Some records

⟨

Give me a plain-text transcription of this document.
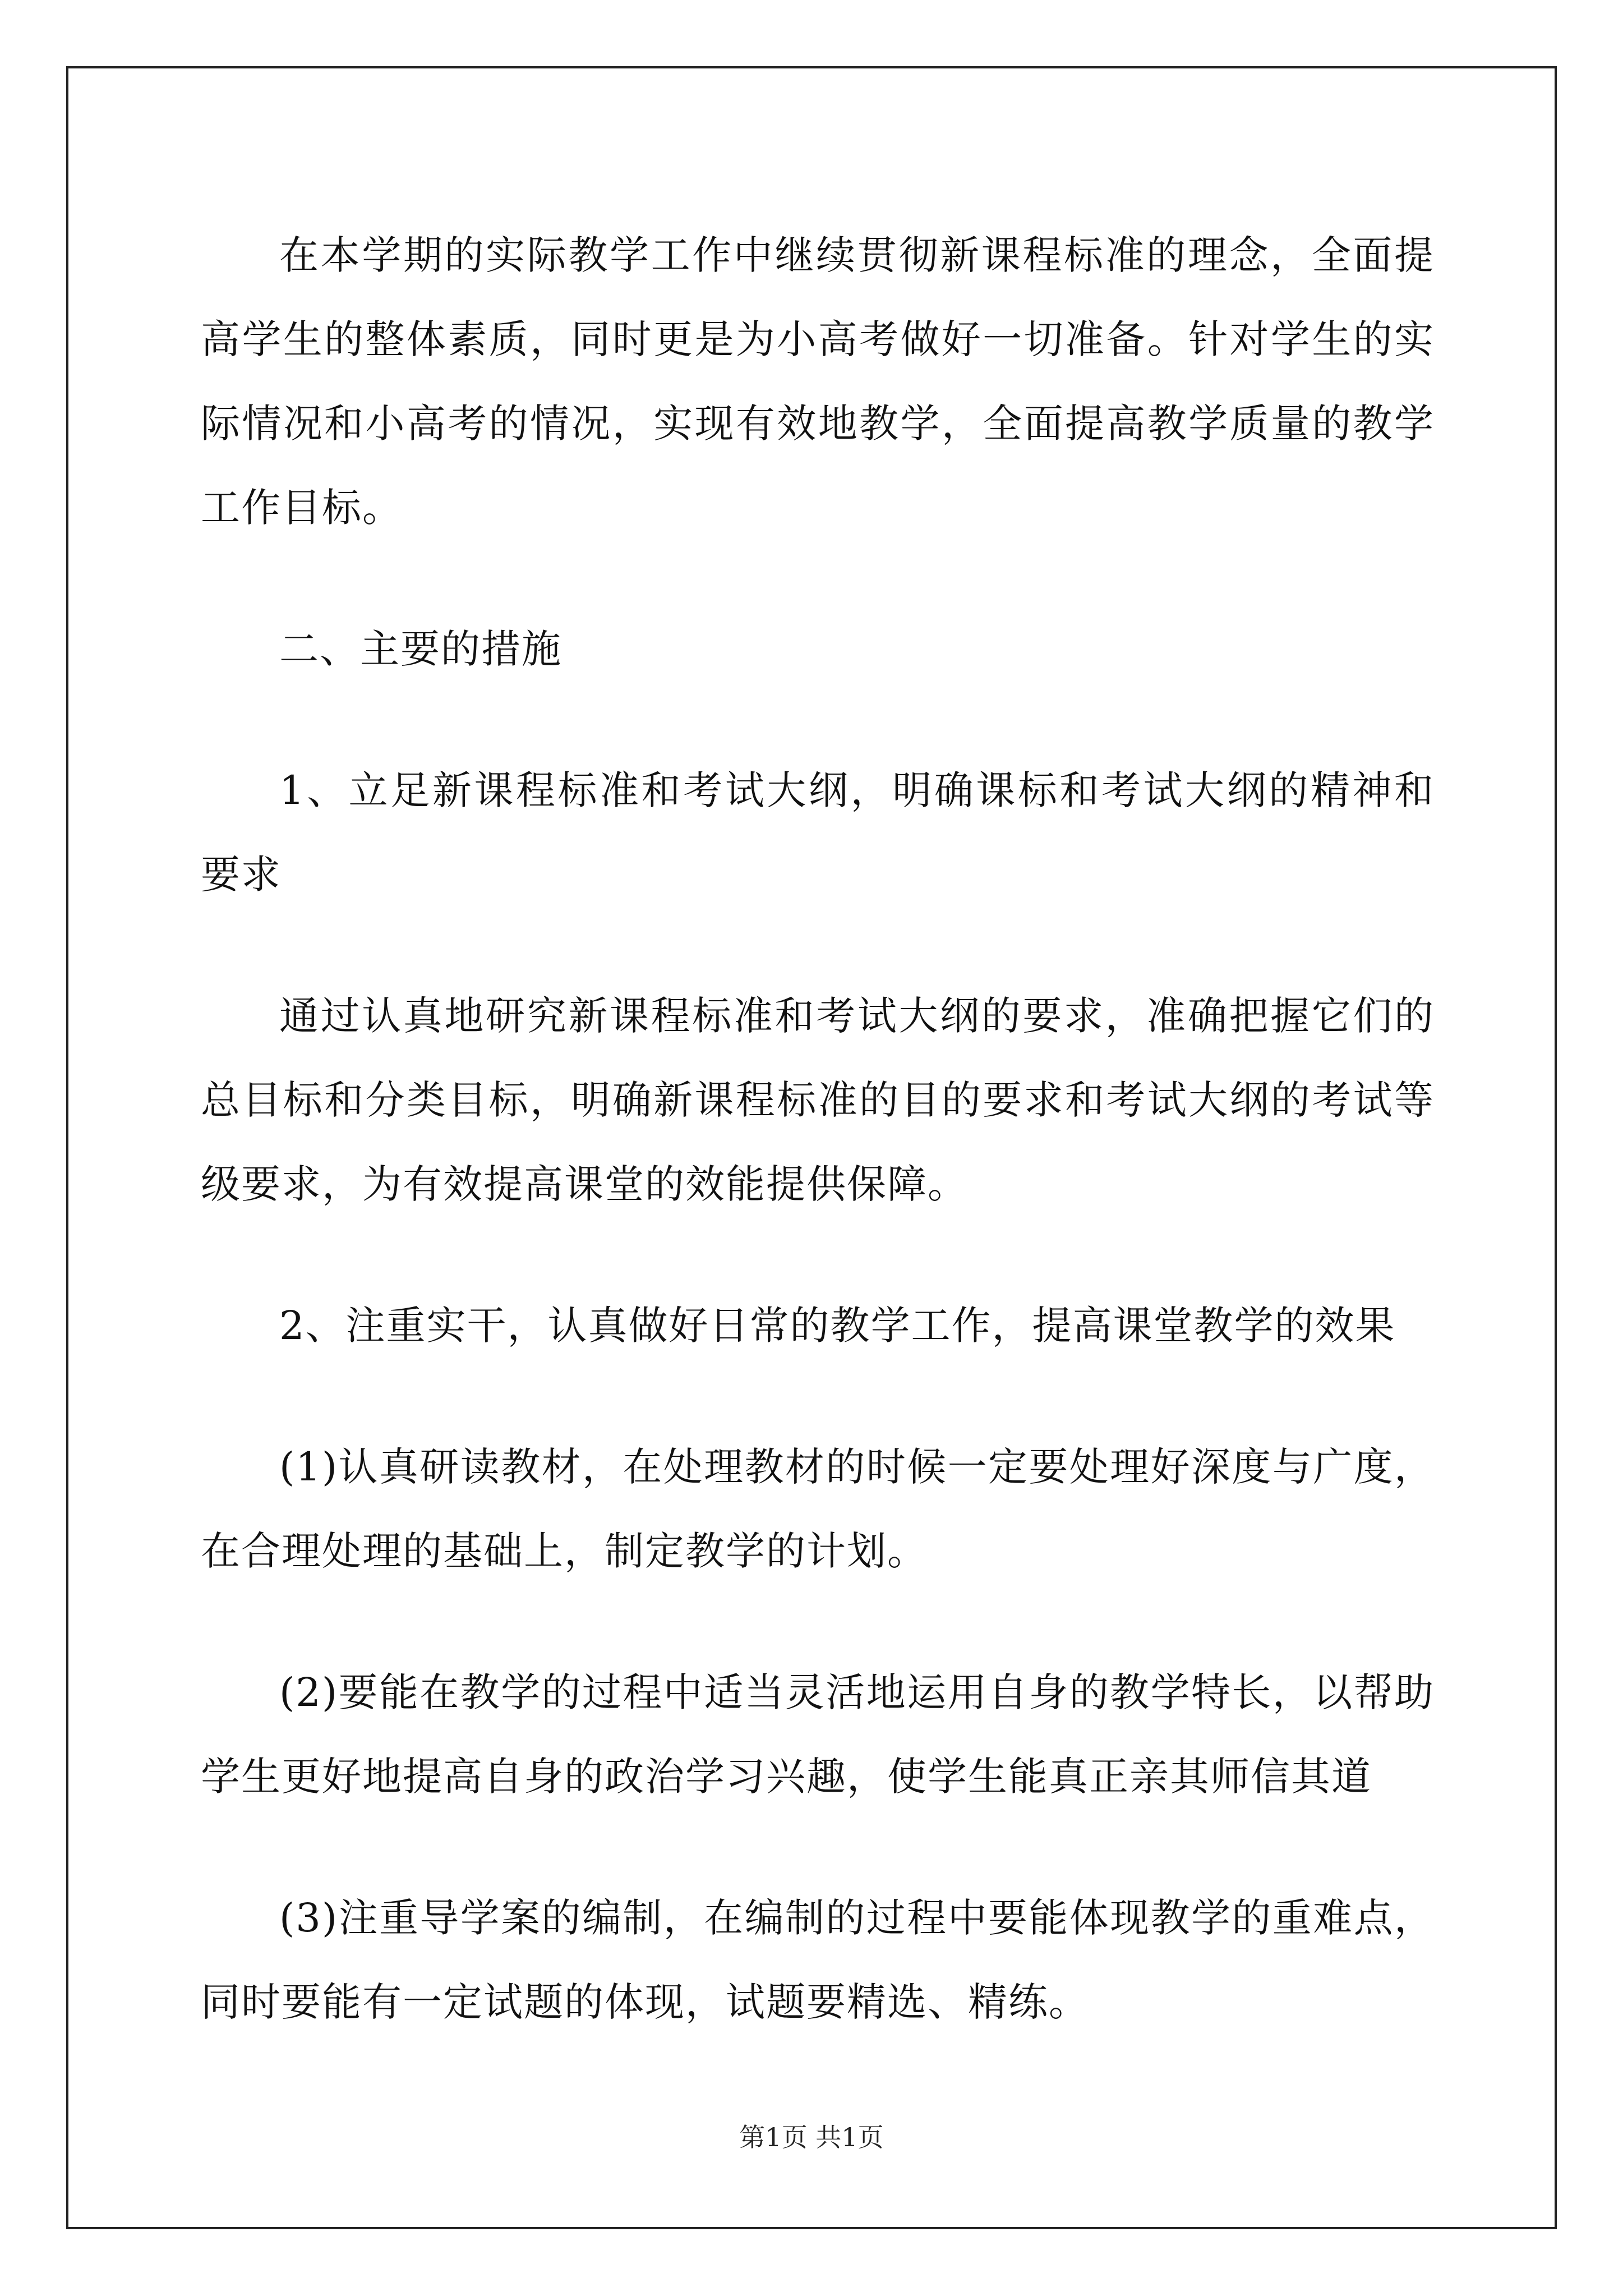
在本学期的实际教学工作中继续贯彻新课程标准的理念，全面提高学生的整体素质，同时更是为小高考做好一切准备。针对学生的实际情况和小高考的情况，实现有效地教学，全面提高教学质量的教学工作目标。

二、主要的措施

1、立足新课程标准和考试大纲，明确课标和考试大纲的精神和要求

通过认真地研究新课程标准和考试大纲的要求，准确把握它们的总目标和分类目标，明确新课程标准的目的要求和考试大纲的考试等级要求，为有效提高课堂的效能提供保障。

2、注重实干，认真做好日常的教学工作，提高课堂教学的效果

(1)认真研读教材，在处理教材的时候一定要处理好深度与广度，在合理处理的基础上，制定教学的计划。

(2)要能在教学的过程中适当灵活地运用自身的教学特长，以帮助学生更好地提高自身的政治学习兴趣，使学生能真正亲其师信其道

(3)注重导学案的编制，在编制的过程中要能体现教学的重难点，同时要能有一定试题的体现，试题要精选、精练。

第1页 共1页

⟩

Set exercise
Every line of the data should be copied as it stands, without the images.

Solution to the exercise
Give me a plain-text transcription of this document.
在本学期的实际教学工作中继续贯彻新课程标准的理念，全面提高学生的整体素质，同时更是为小高考做好一切准备。针对学生的实际情况和小高考的情况，实现有效地教学，全面提高教学质量的教学工作目标。

二、主要的措施

1、立足新课程标准和考试大纲，明确课标和考试大纲的精神和要求

通过认真地研究新课程标准和考试大纲的要求，准确把握它们的总目标和分类目标，明确新课程标准的目的要求和考试大纲的考试等级要求，为有效提高课堂的效能提供保障。

2、注重实干，认真做好日常的教学工作，提高课堂教学的效果

(1)认真研读教材，在处理教材的时候一定要处理好深度与广度，在合理处理的基础上，制定教学的计划。

(2)要能在教学的过程中适当灵活地运用自身的教学特长，以帮助学生更好地提高自身的政治学习兴趣，使学生能真正亲其师信其道

(3)注重导学案的编制，在编制的过程中要能体现教学的重难点，同时要能有一定试题的体现，试题要精选、精练。

第1页 共1页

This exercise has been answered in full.